• **Set task**:
Rewrite the rows below as a JSON list of strings, with one string for each line and blank lines omitted.

-*-*-

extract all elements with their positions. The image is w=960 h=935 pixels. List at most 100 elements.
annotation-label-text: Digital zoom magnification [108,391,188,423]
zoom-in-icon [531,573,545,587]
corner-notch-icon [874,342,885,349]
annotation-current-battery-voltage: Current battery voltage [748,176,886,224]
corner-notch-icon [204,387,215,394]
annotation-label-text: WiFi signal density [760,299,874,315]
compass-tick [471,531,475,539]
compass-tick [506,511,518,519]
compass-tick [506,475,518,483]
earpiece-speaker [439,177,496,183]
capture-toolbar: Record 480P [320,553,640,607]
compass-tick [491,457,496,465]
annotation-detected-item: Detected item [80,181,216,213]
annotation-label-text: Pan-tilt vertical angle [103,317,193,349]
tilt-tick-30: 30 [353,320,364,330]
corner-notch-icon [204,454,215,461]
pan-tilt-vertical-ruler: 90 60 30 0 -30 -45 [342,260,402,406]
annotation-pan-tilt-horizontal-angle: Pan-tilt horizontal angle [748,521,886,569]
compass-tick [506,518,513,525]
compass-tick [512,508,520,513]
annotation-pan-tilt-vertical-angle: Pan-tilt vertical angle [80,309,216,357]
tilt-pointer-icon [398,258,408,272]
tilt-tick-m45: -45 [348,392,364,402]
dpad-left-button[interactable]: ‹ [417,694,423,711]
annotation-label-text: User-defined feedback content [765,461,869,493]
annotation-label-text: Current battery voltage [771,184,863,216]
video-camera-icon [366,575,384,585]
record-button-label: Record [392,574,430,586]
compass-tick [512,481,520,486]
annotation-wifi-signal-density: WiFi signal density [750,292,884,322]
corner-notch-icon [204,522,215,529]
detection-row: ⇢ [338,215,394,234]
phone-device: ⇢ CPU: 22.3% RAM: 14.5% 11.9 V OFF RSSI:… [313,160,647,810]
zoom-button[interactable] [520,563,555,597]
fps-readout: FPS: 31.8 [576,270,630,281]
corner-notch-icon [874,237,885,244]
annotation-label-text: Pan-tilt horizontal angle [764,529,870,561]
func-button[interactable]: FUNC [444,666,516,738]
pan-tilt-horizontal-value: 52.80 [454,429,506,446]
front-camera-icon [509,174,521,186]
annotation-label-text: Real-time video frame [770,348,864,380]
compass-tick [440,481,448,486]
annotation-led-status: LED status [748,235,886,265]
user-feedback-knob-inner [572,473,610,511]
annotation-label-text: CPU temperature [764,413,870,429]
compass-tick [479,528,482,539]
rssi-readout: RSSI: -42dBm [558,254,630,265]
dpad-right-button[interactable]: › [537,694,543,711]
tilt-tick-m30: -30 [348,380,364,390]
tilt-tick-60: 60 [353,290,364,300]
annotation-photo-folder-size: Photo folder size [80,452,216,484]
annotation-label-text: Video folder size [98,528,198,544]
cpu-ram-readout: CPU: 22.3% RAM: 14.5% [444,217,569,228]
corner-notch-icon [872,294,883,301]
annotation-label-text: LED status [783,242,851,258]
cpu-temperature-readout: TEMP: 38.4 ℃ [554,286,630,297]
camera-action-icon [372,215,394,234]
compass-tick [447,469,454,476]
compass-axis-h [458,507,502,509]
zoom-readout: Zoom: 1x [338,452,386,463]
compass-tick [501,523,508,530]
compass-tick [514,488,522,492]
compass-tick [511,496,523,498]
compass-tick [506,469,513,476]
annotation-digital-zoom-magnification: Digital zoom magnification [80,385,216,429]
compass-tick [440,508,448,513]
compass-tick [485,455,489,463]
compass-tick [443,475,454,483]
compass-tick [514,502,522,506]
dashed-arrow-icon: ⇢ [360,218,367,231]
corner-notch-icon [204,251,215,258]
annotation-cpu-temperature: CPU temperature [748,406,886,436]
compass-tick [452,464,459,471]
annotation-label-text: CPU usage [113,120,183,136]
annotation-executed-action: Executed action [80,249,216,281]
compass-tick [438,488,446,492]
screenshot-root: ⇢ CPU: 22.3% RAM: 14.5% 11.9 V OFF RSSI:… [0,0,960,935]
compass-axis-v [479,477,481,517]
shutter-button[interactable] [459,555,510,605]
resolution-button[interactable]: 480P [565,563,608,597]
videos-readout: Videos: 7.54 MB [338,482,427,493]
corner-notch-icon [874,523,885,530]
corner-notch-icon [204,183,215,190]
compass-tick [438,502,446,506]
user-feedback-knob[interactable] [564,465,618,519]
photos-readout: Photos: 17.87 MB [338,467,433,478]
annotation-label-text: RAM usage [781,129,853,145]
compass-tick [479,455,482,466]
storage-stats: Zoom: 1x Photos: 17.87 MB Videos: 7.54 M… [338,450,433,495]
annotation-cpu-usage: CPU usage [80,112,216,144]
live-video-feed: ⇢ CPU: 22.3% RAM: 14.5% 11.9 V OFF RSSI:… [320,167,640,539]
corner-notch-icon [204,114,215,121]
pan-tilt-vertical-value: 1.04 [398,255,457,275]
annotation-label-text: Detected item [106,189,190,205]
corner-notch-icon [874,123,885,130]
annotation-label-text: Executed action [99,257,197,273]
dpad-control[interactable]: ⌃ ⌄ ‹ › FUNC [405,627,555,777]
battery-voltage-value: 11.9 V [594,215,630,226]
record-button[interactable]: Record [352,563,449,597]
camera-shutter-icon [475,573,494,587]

-*-*-

• **Task output**:
[
  "extract all elements with their positions. The image is w=960 h=935 pixels. List at most 100 elements.",
  "annotation-label-text: Digital zoom magnification [108,391,188,423]",
  "zoom-in-icon [531,573,545,587]",
  "corner-notch-icon [874,342,885,349]",
  "annotation-current-battery-voltage: Current battery voltage [748,176,886,224]",
  "corner-notch-icon [204,387,215,394]",
  "annotation-label-text: WiFi signal density [760,299,874,315]",
  "compass-tick [471,531,475,539]",
  "compass-tick [506,511,518,519]",
  "compass-tick [506,475,518,483]",
  "earpiece-speaker [439,177,496,183]",
  "capture-toolbar: Record 480P [320,553,640,607]",
  "compass-tick [491,457,496,465]",
  "annotation-detected-item: Detected item [80,181,216,213]",
  "annotation-label-text: Pan-tilt vertical angle [103,317,193,349]",
  "tilt-tick-30: 30 [353,320,364,330]",
  "corner-notch-icon [204,454,215,461]",
  "pan-tilt-vertical-ruler: 90 60 30 0 -30 -45 [342,260,402,406]",
  "annotation-pan-tilt-horizontal-angle: Pan-tilt horizontal angle [748,521,886,569]",
  "compass-tick [506,518,513,525]",
  "compass-tick [512,508,520,513]",
  "annotation-pan-tilt-vertical-angle: Pan-tilt vertical angle [80,309,216,357]",
  "tilt-pointer-icon [398,258,408,272]",
  "tilt-tick-m45: -45 [348,392,364,402]",
  "dpad-left-button[interactable]: ‹ [417,694,423,711]",
  "annotation-label-text: User-defined feedback content [765,461,869,493]",
  "annotation-label-text: Current battery voltage [771,184,863,216]",
  "video-camera-icon [366,575,384,585]",
  "record-button-label: Record [392,574,430,586]",
  "compass-tick [512,481,520,486]",
  "annotation-wifi-signal-density: WiFi signal density [750,292,884,322]",
  "corner-notch-icon [204,522,215,529]",
  "detection-row: ⇢ [338,215,394,234]",
  "phone-device: ⇢ CPU: 22.3% RAM: 14.5% 11.9 V OFF RSSI:… [313,160,647,810]",
  "zoom-button[interactable] [520,563,555,597]",
  "fps-readout: FPS: 31.8 [576,270,630,281]",
  "corner-notch-icon [874,237,885,244]",
  "annotation-label-text: Pan-tilt horizontal angle [764,529,870,561]",
  "func-button[interactable]: FUNC [444,666,516,738]",
  "pan-tilt-horizontal-value: 52.80 [454,429,506,446]",
  "front-camera-icon [509,174,521,186]",
  "annotation-label-text: Real-time video frame [770,348,864,380]",
  "compass-tick [440,481,448,486]",
  "annotation-led-status: LED status [748,235,886,265]",
  "user-feedback-knob-inner [572,473,610,511]",
  "annotation-label-text: CPU temperature [764,413,870,429]",
  "compass-tick [479,528,482,539]",
  "rssi-readout: RSSI: -42dBm [558,254,630,265]",
  "dpad-right-button[interactable]: › [537,694,543,711]",
  "tilt-tick-m30: -30 [348,380,364,390]",
  "tilt-tick-60: 60 [353,290,364,300]",
  "annotation-photo-folder-size: Photo folder size [80,452,216,484]",
  "annotation-label-text: Video folder size [98,528,198,544]",
  "cpu-ram-readout: CPU: 22.3% RAM: 14.5% [444,217,569,228]",
  "corner-notch-icon [872,294,883,301]",
  "annotation-label-text: LED status [783,242,851,258]",
  "cpu-temperature-readout: TEMP: 38.4 ℃ [554,286,630,297]",
  "camera-action-icon [372,215,394,234]",
  "compass-tick [447,469,454,476]",
  "compass-axis-h [458,507,502,509]",
  "zoom-readout: Zoom: 1x [338,452,386,463]",
  "compass-tick [501,523,508,530]",
  "compass-tick [514,488,522,492]",
  "compass-tick [511,496,523,498]",
  "compass-tick [506,469,513,476]",
  "annotation-digital-zoom-magnification: Digital zoom magnification [80,385,216,429]",
  "compass-tick [440,508,448,513]",
  "compass-tick [485,455,489,463]",
  "compass-tick [443,475,454,483]",
  "compass-tick [514,502,522,506]",
  "dashed-arrow-icon: ⇢ [360,218,367,231]",
  "corner-notch-icon [204,251,215,258]",
  "annotation-cpu-temperature: CPU temperature [748,406,886,436]",
  "compass-tick [452,464,459,471]",
  "annotation-label-text: CPU usage [113,120,183,136]",
  "annotation-executed-action: Executed action [80,249,216,281]",
  "compass-tick [438,488,446,492]",
  "screenshot-root: ⇢ CPU: 22.3% RAM: 14.5% 11.9 V OFF RSSI:… [0,0,960,935]",
  "compass-axis-v [479,477,481,517]",
  "shutter-button[interactable] [459,555,510,605]",
  "resolution-button[interactable]: 480P [565,563,608,597]",
  "videos-readout: Videos: 7.54 MB [338,482,427,493]",
  "corner-notch-icon [874,523,885,530]",
  "corner-notch-icon [204,183,215,190]",
  "compass-tick [438,502,446,506]",
  "user-feedback-knob[interactable] [564,465,618,519]",
  "photos-readout: Photos: 17.87 MB [338,467,433,478]",
  "annotation-label-text: RAM usage [781,129,853,145]",
  "compass-tick [479,455,482,466]",
  "storage-stats: Zoom: 1x Photos: 17.87 MB Videos: 7.54 M… [338,450,433,495]",
  "annotation-cpu-usage: CPU usage [80,112,216,144]",
  "live-video-feed: ⇢ CPU: 22.3% RAM: 14.5% 11.9 V OFF RSSI:… [320,167,640,539]",
  "corner-notch-icon [204,114,215,121]",
  "pan-tilt-vertical-value: 1.04 [398,255,457,275]",
  "annotation-label-text: Detected item [106,189,190,205]",
  "corner-notch-icon [874,123,885,130]",
  "annotation-label-text: Executed action [99,257,197,273]",
  "dpad-control[interactable]: ⌃ ⌄ ‹ › FUNC [405,627,555,777]",
  "battery-voltage-value: 11.9 V [594,215,630,226]",
  "record-button[interactable]: Record [352,563,449,597]",
  "camera-shutter-icon [475,573,494,587]"
]